● **Exercise requirements**: Output the lines of the listing below verbatim, starting at the line containing "y-tick-label: 200 (79, 283, 112, 305)" and ending at the line containing "angles-annotation: (θ1, θ2, φ12)", both included.

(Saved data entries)
Start

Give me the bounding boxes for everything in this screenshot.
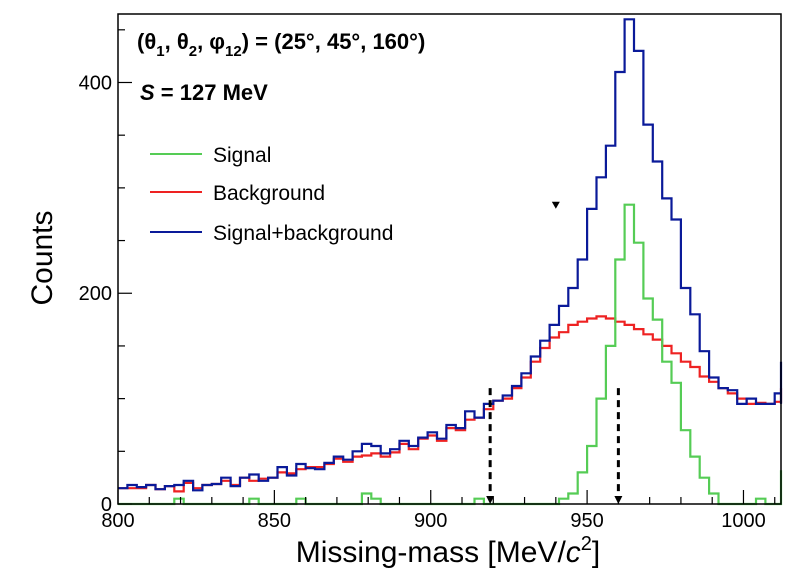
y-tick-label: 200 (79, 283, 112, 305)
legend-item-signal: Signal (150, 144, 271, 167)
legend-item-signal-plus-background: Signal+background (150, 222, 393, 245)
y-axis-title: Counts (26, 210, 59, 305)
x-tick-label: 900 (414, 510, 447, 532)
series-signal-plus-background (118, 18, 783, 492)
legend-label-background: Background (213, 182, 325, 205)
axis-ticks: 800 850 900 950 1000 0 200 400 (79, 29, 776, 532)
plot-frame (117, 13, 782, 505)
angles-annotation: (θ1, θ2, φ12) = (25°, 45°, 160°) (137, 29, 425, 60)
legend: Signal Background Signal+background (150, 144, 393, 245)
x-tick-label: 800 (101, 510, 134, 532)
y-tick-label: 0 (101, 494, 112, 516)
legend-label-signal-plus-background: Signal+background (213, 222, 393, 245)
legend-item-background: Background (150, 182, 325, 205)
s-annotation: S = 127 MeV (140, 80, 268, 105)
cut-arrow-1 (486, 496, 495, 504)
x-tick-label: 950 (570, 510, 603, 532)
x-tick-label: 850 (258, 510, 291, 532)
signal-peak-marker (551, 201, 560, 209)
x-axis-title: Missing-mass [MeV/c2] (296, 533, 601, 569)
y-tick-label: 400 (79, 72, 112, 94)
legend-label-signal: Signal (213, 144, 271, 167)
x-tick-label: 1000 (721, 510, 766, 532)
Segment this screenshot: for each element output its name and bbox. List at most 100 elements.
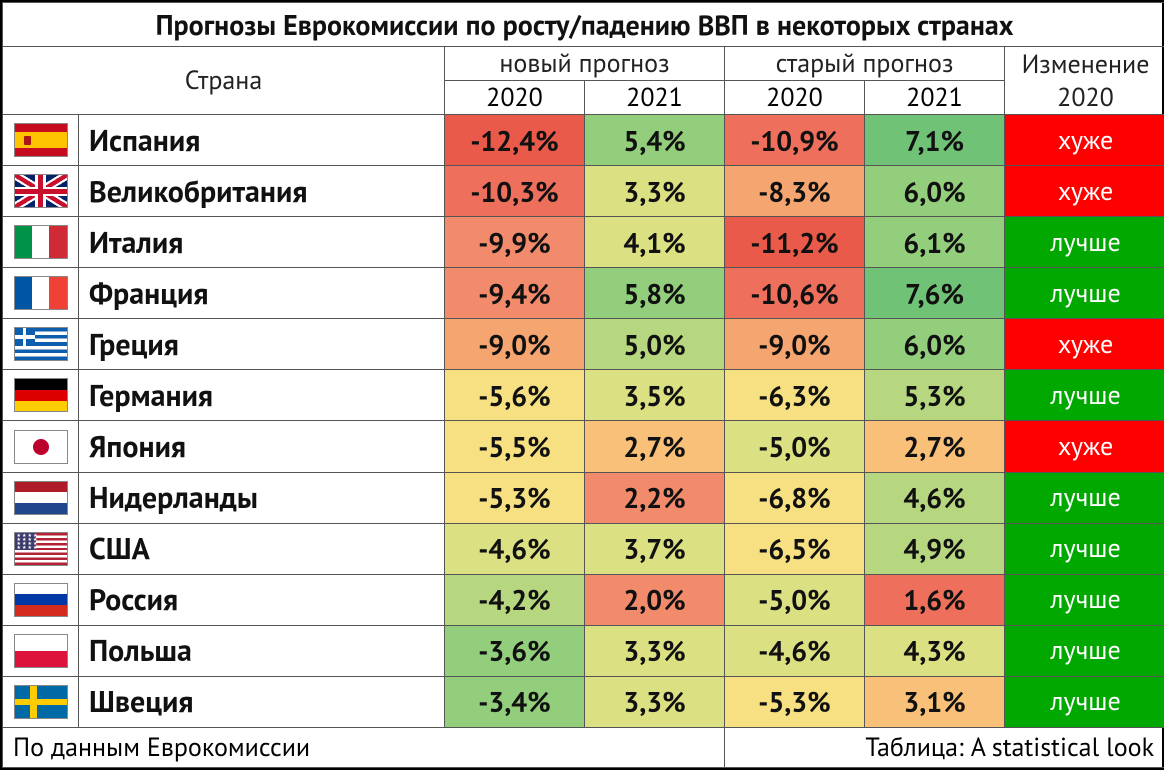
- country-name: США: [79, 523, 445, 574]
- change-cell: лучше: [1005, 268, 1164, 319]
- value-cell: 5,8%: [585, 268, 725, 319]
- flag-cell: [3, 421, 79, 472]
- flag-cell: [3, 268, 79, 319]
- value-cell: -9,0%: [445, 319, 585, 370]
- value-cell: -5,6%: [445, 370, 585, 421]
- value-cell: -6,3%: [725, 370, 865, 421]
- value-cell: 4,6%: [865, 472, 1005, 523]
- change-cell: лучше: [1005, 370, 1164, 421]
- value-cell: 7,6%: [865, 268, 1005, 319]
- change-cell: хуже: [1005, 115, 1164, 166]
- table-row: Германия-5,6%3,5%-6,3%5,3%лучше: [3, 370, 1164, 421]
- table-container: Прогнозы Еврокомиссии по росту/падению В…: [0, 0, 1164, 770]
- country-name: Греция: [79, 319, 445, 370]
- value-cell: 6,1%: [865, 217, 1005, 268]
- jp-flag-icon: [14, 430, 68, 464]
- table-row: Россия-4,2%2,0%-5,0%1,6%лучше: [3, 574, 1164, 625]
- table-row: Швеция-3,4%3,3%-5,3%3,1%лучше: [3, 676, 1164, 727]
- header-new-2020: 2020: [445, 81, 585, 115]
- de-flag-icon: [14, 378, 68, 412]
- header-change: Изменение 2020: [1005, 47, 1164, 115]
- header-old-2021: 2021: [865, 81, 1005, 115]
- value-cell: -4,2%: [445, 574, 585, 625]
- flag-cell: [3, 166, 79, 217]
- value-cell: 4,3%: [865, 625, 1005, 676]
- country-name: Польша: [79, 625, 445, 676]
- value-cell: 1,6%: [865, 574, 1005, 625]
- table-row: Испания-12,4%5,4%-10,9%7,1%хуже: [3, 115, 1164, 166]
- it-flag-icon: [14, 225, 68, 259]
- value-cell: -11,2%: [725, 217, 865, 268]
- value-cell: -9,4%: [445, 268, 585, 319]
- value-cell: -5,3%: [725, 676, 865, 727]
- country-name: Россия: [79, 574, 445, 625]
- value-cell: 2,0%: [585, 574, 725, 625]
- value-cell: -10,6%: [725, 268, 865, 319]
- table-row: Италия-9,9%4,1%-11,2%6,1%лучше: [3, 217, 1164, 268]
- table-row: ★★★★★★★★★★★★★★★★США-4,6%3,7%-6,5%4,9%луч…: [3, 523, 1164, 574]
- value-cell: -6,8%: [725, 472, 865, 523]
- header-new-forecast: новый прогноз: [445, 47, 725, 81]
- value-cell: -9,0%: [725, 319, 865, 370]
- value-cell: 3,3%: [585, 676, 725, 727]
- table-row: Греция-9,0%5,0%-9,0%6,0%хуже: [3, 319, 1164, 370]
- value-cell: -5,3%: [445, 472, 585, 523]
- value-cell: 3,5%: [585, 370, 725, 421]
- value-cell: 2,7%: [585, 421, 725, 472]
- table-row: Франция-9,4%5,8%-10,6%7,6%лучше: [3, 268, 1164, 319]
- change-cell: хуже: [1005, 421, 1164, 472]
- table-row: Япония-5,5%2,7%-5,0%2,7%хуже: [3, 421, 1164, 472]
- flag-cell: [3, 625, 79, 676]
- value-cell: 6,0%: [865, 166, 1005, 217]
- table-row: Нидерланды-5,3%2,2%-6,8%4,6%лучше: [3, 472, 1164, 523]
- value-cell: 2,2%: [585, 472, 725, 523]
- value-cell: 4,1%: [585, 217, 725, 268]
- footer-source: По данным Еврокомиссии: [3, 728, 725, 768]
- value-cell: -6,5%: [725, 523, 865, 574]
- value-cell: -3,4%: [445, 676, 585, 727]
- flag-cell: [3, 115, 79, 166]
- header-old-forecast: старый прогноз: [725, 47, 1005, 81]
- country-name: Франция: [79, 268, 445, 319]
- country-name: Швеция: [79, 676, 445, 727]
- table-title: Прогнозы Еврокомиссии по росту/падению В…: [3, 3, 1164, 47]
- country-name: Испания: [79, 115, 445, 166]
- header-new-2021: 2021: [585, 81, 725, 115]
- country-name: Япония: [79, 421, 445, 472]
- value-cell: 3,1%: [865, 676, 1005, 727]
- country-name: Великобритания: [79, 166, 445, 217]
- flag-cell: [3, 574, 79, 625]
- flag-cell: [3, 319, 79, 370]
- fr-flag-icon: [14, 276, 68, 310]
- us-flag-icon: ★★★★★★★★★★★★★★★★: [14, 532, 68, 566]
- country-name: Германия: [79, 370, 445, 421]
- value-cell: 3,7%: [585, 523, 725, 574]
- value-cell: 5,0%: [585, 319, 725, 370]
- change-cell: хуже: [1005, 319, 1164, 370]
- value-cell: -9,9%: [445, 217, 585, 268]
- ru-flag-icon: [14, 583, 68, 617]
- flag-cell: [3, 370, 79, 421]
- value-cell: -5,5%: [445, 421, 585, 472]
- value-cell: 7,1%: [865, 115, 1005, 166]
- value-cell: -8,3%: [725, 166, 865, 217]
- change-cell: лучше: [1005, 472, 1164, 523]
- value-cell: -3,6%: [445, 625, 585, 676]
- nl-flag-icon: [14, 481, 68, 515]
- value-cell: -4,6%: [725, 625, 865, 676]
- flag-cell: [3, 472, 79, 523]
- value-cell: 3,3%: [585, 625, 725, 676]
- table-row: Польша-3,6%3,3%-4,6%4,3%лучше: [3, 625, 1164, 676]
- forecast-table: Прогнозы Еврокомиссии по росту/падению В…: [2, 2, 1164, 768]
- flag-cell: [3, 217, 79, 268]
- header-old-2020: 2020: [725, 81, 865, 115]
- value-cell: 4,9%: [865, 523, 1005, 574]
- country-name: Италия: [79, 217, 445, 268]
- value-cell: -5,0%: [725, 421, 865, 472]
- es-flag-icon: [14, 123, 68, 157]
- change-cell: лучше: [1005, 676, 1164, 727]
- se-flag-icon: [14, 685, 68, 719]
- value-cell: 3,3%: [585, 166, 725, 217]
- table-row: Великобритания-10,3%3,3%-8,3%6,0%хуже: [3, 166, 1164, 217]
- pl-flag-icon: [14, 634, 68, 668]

End
Start

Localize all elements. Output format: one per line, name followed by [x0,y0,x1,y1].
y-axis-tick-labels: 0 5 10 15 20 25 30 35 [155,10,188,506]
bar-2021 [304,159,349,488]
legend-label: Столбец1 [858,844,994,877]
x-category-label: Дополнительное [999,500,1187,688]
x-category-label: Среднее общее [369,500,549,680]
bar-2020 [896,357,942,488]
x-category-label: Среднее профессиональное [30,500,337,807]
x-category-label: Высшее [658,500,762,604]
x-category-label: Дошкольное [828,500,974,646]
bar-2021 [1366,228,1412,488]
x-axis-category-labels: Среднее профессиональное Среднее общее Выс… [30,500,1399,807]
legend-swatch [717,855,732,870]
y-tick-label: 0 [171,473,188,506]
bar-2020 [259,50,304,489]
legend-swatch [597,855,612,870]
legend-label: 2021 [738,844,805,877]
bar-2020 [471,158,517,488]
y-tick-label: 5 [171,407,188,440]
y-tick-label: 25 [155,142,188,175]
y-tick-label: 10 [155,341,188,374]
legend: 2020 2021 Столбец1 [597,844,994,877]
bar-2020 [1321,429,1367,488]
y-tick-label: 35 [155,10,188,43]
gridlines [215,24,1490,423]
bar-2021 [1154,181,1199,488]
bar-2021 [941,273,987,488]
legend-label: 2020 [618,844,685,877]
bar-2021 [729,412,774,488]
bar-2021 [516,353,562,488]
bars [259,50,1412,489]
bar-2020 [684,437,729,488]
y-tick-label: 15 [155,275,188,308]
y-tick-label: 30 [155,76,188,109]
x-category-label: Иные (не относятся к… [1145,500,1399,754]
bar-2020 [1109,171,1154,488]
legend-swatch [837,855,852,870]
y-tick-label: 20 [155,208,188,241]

End
Start

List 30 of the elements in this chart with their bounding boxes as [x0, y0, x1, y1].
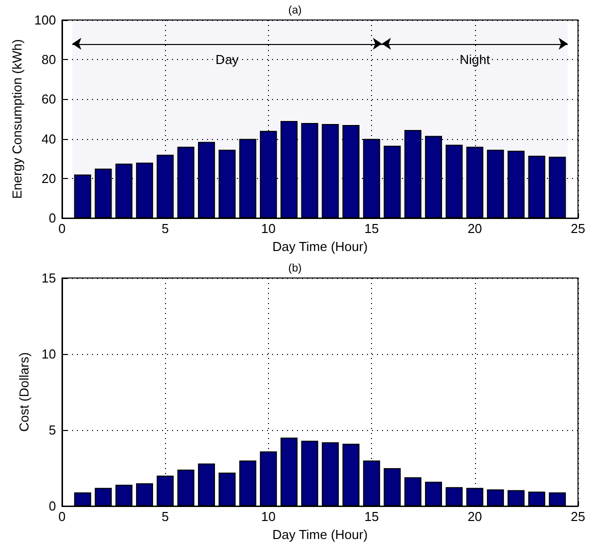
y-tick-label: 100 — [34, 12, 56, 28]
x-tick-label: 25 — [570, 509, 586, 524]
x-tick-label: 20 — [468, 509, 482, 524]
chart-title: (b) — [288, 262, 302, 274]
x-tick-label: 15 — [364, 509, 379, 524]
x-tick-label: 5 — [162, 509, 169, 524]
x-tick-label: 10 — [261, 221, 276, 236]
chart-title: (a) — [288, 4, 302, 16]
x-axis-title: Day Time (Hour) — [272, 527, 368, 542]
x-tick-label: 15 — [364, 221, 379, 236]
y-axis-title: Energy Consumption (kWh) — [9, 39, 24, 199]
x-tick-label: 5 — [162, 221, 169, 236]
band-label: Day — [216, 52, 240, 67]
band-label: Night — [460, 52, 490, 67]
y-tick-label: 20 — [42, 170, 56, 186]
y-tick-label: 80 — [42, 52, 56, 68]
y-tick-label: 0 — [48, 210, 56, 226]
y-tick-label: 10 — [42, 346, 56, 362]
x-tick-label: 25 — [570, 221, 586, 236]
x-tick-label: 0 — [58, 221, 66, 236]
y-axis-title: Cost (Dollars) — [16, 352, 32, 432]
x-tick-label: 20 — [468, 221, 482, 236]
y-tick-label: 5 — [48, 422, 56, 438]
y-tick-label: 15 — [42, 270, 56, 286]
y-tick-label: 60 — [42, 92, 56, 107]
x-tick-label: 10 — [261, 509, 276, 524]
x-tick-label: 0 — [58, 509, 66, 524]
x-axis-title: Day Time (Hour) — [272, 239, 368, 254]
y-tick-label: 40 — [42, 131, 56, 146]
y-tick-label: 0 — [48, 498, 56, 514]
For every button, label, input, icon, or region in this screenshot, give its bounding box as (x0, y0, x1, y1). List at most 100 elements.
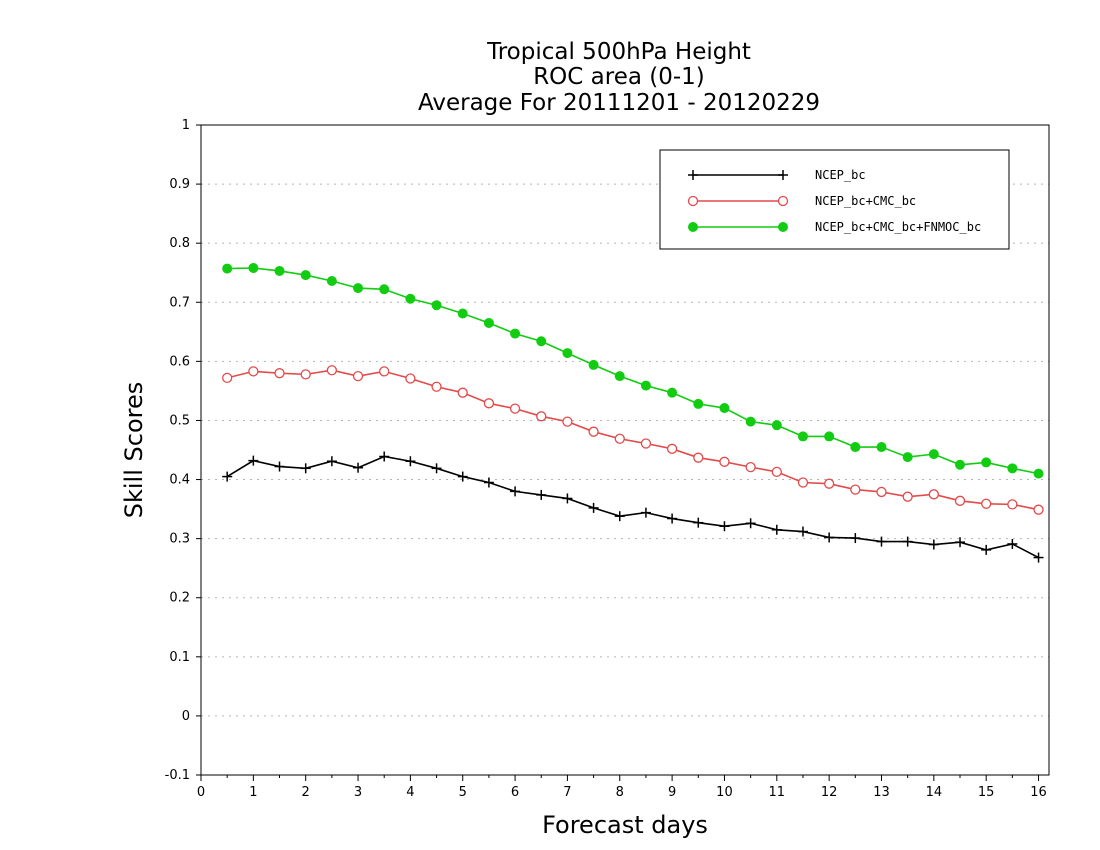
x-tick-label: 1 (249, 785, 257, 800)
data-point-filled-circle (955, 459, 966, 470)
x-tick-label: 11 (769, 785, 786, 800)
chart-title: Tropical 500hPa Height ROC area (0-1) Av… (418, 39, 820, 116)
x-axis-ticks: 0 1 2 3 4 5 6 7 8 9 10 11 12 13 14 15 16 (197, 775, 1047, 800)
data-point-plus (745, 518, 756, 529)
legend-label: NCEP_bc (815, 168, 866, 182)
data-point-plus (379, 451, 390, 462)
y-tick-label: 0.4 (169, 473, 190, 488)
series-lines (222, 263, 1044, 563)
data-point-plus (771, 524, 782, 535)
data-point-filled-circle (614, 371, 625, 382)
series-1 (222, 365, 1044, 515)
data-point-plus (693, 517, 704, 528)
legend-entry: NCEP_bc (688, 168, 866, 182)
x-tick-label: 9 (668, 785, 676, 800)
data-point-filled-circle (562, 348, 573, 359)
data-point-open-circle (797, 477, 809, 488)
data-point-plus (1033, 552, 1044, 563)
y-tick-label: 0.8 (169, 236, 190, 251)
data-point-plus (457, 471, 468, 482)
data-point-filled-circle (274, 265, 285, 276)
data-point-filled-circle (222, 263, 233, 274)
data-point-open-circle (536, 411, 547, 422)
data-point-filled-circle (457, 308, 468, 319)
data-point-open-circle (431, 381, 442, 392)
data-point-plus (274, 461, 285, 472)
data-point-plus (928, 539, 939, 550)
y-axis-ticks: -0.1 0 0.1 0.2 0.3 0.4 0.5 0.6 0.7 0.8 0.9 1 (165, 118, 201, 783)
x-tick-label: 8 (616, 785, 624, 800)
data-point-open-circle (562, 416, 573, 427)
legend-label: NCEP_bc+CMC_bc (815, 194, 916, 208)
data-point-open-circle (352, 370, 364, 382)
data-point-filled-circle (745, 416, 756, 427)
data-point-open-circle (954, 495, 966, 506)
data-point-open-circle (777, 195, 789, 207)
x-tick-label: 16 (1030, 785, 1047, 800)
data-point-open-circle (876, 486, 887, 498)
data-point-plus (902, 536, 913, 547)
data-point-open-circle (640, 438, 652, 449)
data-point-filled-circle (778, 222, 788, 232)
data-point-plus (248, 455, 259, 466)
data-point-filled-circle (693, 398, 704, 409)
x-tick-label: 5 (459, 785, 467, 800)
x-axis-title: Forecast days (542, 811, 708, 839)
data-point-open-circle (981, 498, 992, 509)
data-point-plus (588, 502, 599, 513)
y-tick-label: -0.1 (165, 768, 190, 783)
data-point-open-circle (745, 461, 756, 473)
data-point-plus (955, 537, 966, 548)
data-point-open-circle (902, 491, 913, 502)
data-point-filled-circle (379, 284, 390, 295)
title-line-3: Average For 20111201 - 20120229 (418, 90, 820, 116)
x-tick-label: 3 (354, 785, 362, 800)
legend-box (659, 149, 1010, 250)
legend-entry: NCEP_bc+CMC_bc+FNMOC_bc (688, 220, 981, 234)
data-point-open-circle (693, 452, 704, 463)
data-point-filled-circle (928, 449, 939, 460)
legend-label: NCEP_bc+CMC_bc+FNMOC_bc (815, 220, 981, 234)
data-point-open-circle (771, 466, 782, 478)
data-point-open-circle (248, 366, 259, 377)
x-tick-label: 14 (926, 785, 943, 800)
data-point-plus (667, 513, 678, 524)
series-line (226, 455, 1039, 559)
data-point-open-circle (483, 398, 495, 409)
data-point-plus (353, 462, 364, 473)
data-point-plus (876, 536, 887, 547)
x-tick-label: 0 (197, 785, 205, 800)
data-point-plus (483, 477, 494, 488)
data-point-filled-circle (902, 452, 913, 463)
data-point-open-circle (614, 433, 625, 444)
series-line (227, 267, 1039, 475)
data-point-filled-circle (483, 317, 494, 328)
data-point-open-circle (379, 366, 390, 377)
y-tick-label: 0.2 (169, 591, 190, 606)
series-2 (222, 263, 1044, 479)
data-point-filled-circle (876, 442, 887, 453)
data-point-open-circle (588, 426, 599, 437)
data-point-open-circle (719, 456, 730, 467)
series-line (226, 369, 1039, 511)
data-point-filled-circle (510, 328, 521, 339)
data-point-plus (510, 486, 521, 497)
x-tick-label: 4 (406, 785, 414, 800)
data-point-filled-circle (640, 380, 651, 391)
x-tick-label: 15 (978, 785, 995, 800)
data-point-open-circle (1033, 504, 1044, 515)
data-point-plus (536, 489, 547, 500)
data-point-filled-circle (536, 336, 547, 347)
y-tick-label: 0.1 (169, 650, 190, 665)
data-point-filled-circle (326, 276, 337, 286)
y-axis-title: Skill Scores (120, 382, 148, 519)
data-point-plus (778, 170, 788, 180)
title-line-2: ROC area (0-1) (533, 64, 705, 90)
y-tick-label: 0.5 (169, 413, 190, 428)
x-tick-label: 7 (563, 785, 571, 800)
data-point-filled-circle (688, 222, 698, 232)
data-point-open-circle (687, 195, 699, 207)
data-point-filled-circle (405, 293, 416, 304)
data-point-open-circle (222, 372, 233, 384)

End

● **Solved exercise**:
y-tick-label: 200 (79, 283, 112, 305)
legend-item-signal: Signal (150, 144, 271, 167)
legend-item-signal-plus-background: Signal+background (150, 222, 393, 245)
y-axis-title: Counts (26, 210, 59, 305)
x-tick-label: 900 (414, 510, 447, 532)
series-signal-plus-background (118, 18, 783, 492)
legend-label-background: Background (213, 182, 325, 205)
axis-ticks: 800 850 900 950 1000 0 200 400 (79, 29, 776, 532)
plot-frame (117, 13, 782, 505)
angles-annotation: (θ1, θ2, φ12) = (25°, 45°, 160°) (137, 29, 425, 60)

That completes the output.